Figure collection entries
+ + + + + + +

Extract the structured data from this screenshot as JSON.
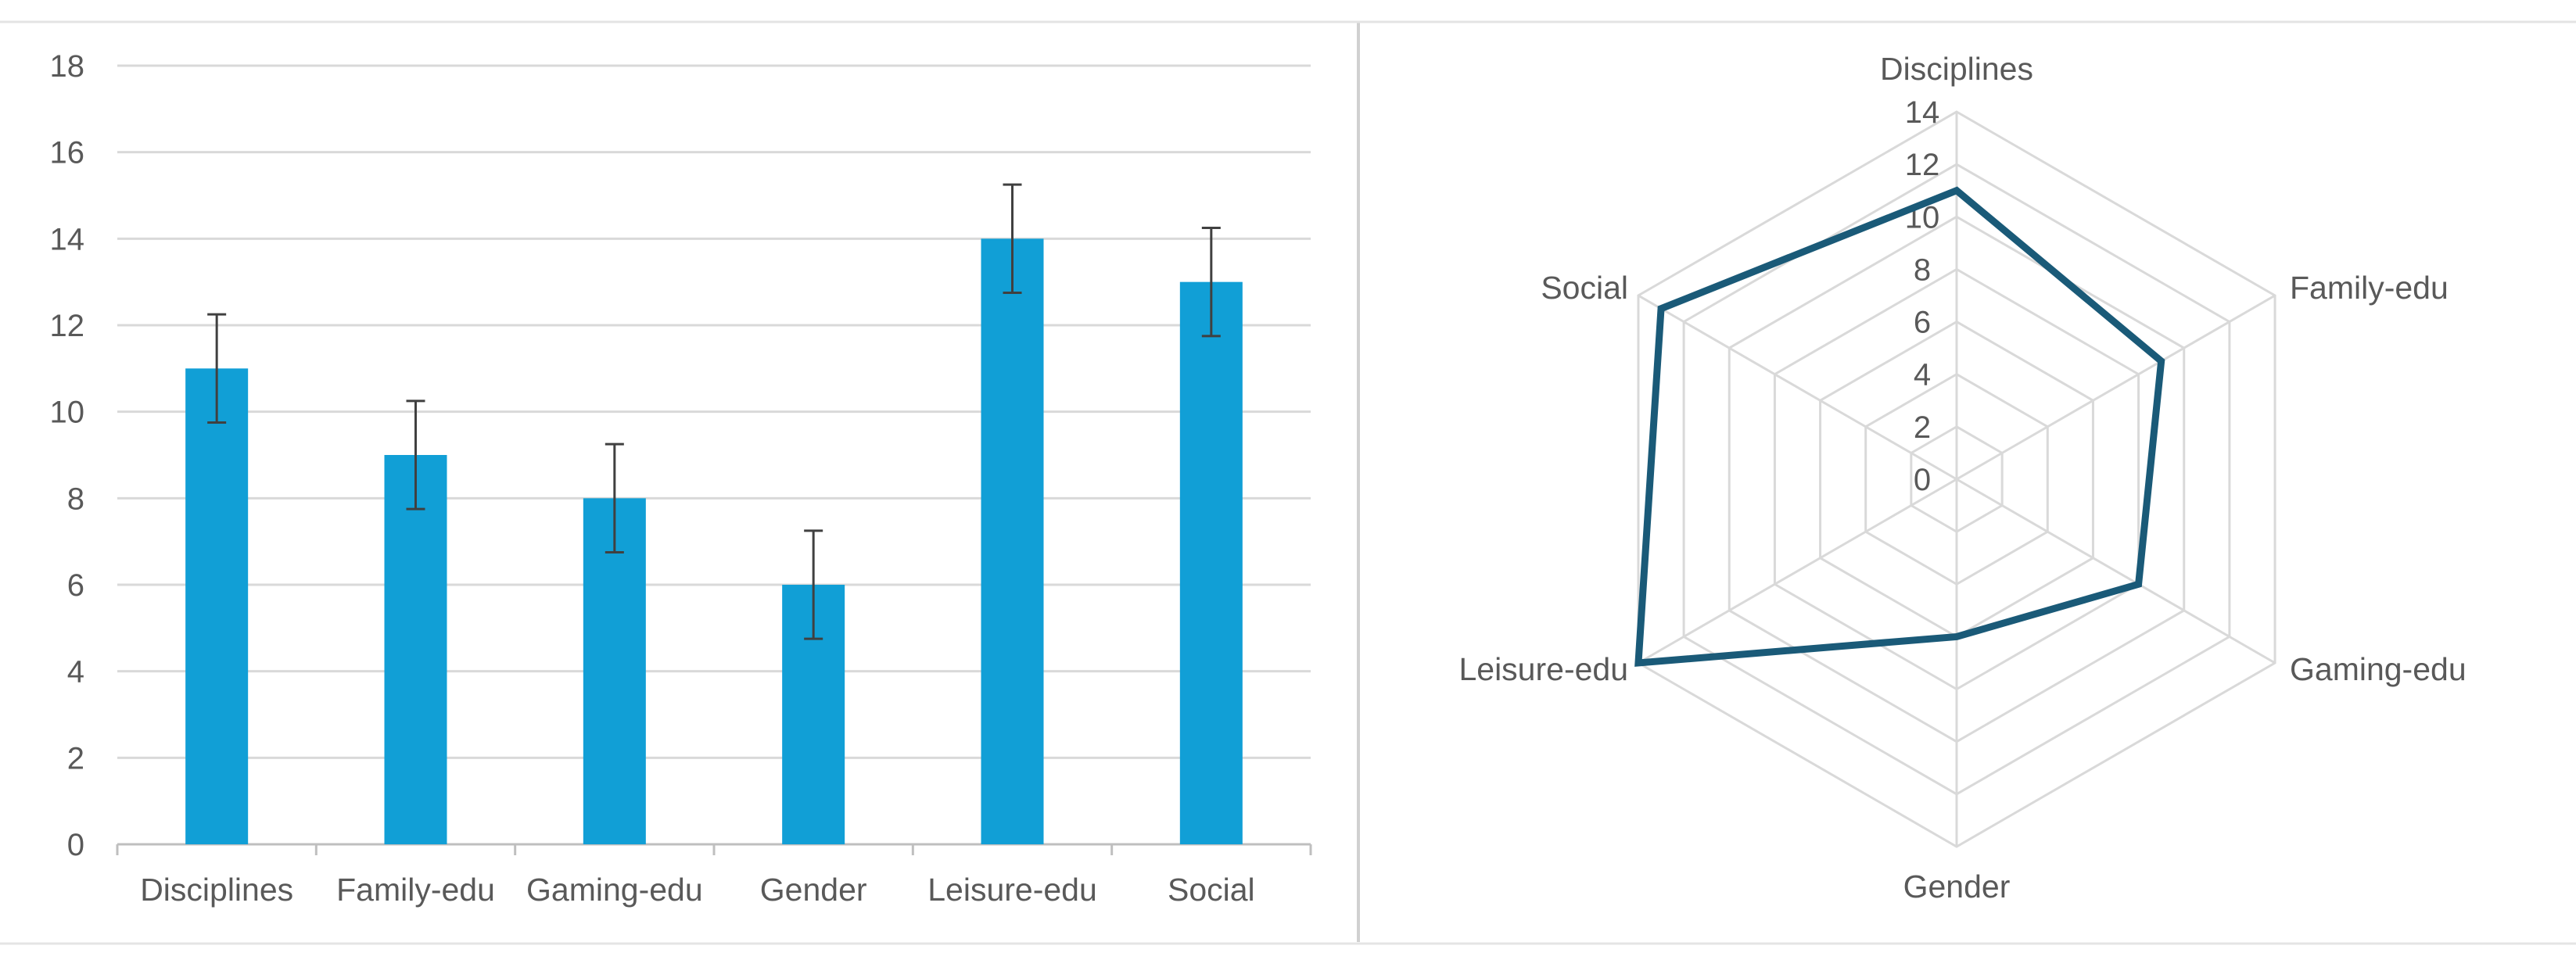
{
  "chart_data": [
    {
      "type": "bar",
      "categories": [
        "Disciplines",
        "Family-edu",
        "Gaming-edu",
        "Gender",
        "Leisure-edu",
        "Social"
      ],
      "values": [
        11,
        9,
        8,
        6,
        14,
        13
      ],
      "error": [
        1.25,
        1.25,
        1.25,
        1.25,
        1.25,
        1.25
      ],
      "ylim": [
        0,
        18
      ],
      "yticks": [
        0,
        2,
        4,
        6,
        8,
        10,
        12,
        14,
        16,
        18
      ],
      "grid": true,
      "color": "#119FD6",
      "error_color": "#404040"
    },
    {
      "type": "radar",
      "categories": [
        "Disciplines",
        "Family-edu",
        "Gaming-edu",
        "Gender",
        "Leisure-edu",
        "Social"
      ],
      "values": [
        11,
        9,
        8,
        6,
        14,
        13
      ],
      "rlim": [
        0,
        14
      ],
      "rticks": [
        0,
        2,
        4,
        6,
        8,
        10,
        12,
        14
      ],
      "grid": true,
      "color": "#1A5A78"
    }
  ]
}
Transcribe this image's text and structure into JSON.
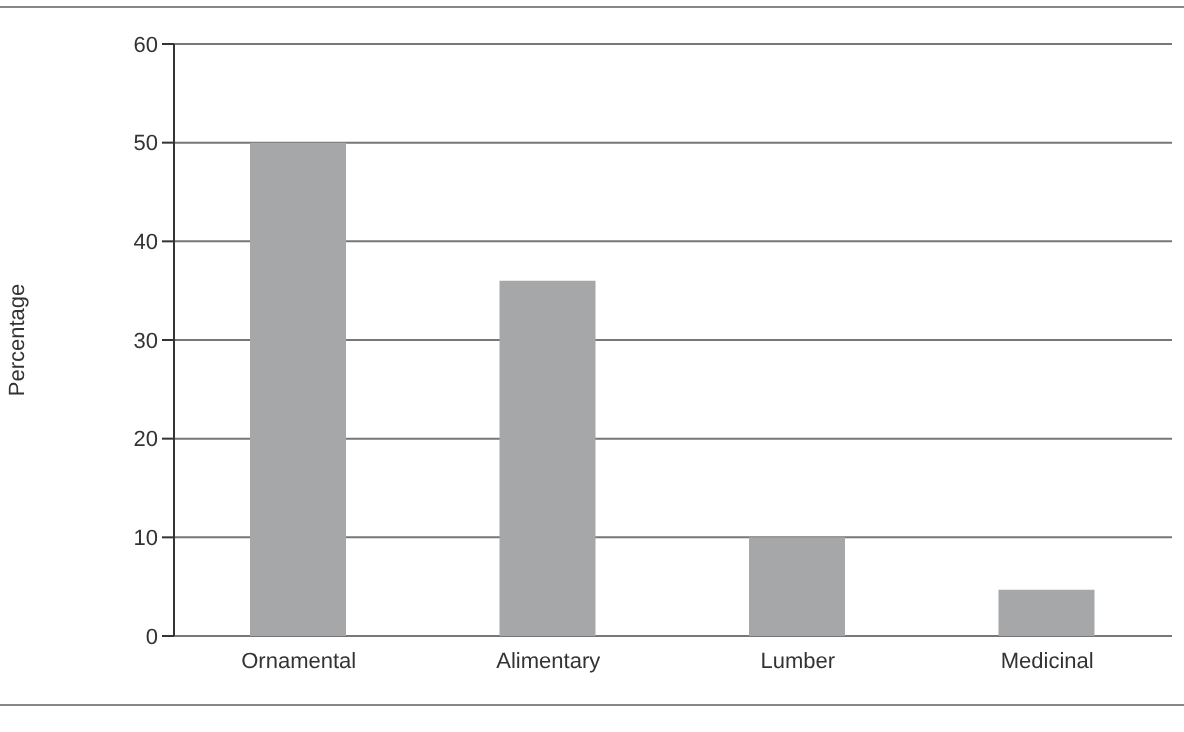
{
  "chart_data": {
    "type": "bar",
    "ylabel": "Percentage",
    "categories": [
      "Ornamental",
      "Alimentary",
      "Lumber",
      "Medicinal"
    ],
    "values": [
      50,
      36,
      10,
      4.7
    ],
    "color": "#a6a7a9",
    "ylim": [
      0,
      60
    ],
    "yticks": [
      0,
      10,
      20,
      30,
      40,
      50,
      60
    ],
    "grid": "y"
  }
}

+ + + + + + +

* _The request_
Pictures appear in the records above. Output everything except them, exactly.

* _Task result_
Extract the structured data from this screenshot as JSON.
{
  "chart_data": [
    {
      "type": "bar",
      "categories": [
        "Disciplines",
        "Family-edu",
        "Gaming-edu",
        "Gender",
        "Leisure-edu",
        "Social"
      ],
      "values": [
        11,
        9,
        8,
        6,
        14,
        13
      ],
      "error": [
        1.25,
        1.25,
        1.25,
        1.25,
        1.25,
        1.25
      ],
      "ylim": [
        0,
        18
      ],
      "yticks": [
        0,
        2,
        4,
        6,
        8,
        10,
        12,
        14,
        16,
        18
      ],
      "grid": true,
      "color": "#119FD6",
      "error_color": "#404040"
    },
    {
      "type": "radar",
      "categories": [
        "Disciplines",
        "Family-edu",
        "Gaming-edu",
        "Gender",
        "Leisure-edu",
        "Social"
      ],
      "values": [
        11,
        9,
        8,
        6,
        14,
        13
      ],
      "rlim": [
        0,
        14
      ],
      "rticks": [
        0,
        2,
        4,
        6,
        8,
        10,
        12,
        14
      ],
      "grid": true,
      "color": "#1A5A78"
    }
  ]
}
Transcribe this image's text and structure into JSON.
{
  "chart_data": {
    "type": "bar",
    "ylabel": "Percentage",
    "categories": [
      "Ornamental",
      "Alimentary",
      "Lumber",
      "Medicinal"
    ],
    "values": [
      50,
      36,
      10,
      4.7
    ],
    "color": "#a6a7a9",
    "ylim": [
      0,
      60
    ],
    "yticks": [
      0,
      10,
      20,
      30,
      40,
      50,
      60
    ],
    "grid": "y"
  }
}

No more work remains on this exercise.